Task to carry out
Within the records that follow, find every line containing the string "title". Copy those lines.

Records that describe figures
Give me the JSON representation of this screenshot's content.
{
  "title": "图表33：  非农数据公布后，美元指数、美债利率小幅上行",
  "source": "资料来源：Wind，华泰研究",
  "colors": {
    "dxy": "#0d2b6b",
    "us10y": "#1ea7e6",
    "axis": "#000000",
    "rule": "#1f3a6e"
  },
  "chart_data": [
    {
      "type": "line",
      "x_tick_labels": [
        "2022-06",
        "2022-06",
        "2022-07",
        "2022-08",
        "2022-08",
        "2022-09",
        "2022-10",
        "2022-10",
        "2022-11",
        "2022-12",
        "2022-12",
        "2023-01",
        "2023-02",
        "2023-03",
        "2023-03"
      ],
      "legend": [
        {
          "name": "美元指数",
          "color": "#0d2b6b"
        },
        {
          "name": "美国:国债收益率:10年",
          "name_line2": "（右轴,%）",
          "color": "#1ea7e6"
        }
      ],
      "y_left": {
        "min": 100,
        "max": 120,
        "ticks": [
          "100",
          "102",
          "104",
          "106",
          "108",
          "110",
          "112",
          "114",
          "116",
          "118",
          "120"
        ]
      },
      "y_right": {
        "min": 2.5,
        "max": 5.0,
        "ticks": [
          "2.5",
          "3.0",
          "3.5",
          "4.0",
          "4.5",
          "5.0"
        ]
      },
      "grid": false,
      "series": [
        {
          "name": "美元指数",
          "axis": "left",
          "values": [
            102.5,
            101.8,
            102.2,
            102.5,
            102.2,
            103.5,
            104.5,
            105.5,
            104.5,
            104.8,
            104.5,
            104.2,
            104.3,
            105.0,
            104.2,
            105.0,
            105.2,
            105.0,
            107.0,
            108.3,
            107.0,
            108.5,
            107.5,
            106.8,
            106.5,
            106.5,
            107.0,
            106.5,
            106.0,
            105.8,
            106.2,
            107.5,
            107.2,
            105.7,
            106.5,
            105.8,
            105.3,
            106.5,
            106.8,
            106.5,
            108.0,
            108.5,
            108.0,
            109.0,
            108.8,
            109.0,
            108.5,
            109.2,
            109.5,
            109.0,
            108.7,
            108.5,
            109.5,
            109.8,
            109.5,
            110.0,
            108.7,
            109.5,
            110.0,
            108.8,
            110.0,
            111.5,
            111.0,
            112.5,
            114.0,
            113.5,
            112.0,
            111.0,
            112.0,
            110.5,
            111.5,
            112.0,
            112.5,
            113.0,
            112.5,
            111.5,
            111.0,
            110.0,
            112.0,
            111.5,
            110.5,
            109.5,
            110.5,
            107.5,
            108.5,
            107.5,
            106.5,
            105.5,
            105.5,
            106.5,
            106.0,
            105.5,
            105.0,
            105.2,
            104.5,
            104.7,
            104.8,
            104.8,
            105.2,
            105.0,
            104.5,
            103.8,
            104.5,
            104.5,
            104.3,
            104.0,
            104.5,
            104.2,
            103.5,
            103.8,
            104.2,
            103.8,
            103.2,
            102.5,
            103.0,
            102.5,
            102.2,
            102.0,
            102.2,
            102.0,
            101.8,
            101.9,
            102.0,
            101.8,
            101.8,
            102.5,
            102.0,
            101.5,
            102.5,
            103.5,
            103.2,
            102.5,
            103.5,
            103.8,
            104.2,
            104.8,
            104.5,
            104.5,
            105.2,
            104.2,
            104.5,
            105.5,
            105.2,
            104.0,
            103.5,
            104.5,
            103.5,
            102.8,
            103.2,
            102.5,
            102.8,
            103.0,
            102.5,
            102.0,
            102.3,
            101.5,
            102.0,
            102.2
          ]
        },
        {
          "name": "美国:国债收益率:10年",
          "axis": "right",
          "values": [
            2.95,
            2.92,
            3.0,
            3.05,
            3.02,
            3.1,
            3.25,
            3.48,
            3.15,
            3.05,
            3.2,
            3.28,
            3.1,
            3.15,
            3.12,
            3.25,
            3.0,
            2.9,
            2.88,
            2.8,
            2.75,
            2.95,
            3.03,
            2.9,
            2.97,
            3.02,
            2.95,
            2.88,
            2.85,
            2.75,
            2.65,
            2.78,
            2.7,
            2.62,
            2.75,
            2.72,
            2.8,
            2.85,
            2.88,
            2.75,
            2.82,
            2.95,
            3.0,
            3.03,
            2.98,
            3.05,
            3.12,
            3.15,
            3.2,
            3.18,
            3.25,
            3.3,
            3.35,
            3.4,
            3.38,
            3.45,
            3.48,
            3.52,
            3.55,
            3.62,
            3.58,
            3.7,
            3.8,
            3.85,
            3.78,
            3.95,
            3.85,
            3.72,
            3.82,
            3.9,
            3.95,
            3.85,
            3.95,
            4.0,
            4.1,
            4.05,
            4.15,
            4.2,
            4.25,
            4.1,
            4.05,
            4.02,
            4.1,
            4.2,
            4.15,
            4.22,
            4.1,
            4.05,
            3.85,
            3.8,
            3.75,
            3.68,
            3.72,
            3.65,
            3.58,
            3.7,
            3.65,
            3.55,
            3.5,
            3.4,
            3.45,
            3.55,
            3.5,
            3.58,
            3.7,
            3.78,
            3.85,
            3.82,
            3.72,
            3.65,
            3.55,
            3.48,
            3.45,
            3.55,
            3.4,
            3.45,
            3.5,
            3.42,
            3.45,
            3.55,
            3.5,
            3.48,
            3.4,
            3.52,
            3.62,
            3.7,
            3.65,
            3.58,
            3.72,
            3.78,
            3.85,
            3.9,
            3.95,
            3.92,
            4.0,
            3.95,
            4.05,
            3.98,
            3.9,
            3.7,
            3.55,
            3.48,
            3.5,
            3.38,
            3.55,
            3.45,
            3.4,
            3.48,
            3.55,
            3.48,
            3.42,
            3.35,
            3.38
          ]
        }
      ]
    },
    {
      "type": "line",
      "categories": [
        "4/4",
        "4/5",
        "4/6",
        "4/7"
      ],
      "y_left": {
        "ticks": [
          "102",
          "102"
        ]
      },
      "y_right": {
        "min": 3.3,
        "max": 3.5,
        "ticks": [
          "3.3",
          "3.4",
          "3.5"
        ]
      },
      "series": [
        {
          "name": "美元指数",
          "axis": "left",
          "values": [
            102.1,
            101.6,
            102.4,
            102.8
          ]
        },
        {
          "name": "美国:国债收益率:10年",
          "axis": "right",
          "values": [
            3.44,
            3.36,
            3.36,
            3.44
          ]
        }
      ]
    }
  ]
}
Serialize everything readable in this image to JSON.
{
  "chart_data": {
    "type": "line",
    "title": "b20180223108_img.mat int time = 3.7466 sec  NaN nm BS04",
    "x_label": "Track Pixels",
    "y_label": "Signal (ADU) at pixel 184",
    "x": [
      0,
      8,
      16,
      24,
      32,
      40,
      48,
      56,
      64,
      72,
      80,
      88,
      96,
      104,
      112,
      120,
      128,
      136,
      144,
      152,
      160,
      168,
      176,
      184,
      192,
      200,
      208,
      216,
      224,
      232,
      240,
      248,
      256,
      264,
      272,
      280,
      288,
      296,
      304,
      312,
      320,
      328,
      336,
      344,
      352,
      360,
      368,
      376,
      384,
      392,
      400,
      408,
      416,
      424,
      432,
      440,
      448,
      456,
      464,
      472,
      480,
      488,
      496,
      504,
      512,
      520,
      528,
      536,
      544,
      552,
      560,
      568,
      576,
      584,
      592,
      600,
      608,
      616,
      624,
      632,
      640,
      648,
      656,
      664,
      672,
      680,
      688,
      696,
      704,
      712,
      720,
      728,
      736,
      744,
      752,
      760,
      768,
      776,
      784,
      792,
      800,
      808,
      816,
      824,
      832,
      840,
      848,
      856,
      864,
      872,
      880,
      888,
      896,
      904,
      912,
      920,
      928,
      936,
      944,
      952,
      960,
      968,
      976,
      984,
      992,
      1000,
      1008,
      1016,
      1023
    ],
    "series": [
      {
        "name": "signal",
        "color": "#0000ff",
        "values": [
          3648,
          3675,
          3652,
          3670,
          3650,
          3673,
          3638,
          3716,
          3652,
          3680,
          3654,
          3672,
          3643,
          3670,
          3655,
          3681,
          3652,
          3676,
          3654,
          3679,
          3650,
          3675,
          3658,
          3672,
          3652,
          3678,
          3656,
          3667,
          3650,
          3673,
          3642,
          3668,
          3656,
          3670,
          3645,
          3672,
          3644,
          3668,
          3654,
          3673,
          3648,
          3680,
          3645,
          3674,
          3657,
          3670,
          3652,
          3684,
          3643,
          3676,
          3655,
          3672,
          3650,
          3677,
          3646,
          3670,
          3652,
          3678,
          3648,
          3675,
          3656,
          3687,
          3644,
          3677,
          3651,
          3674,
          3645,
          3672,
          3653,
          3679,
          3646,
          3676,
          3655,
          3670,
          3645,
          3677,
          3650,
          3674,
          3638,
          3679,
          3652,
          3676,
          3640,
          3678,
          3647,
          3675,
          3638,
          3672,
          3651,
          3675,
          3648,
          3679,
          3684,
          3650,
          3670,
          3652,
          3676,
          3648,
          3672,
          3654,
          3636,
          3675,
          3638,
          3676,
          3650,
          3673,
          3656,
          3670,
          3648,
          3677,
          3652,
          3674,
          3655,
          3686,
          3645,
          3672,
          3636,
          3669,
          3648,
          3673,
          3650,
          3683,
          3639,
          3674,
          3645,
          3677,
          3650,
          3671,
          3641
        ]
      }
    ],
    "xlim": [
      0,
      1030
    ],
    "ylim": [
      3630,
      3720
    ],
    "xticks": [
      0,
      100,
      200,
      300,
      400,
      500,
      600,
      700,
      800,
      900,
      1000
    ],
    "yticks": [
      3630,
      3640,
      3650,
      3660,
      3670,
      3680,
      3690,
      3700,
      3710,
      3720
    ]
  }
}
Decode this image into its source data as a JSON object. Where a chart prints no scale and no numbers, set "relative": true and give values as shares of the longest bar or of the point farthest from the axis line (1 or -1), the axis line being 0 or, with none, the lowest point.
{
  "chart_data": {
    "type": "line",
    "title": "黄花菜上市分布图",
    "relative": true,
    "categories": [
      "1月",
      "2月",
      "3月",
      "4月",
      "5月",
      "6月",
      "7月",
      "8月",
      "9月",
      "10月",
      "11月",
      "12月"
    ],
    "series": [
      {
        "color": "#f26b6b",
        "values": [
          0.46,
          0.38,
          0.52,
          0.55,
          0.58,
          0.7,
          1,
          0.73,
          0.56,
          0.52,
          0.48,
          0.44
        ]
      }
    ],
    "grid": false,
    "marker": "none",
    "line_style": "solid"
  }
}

Solution to this task
  "title": "图表33：  非农数据公布后，美元指数、美债利率小幅上行",
    "title": "b20180223108_img.mat int time = 3.7466 sec  NaN nm BS04",
    "title": "黄花菜上市分布图",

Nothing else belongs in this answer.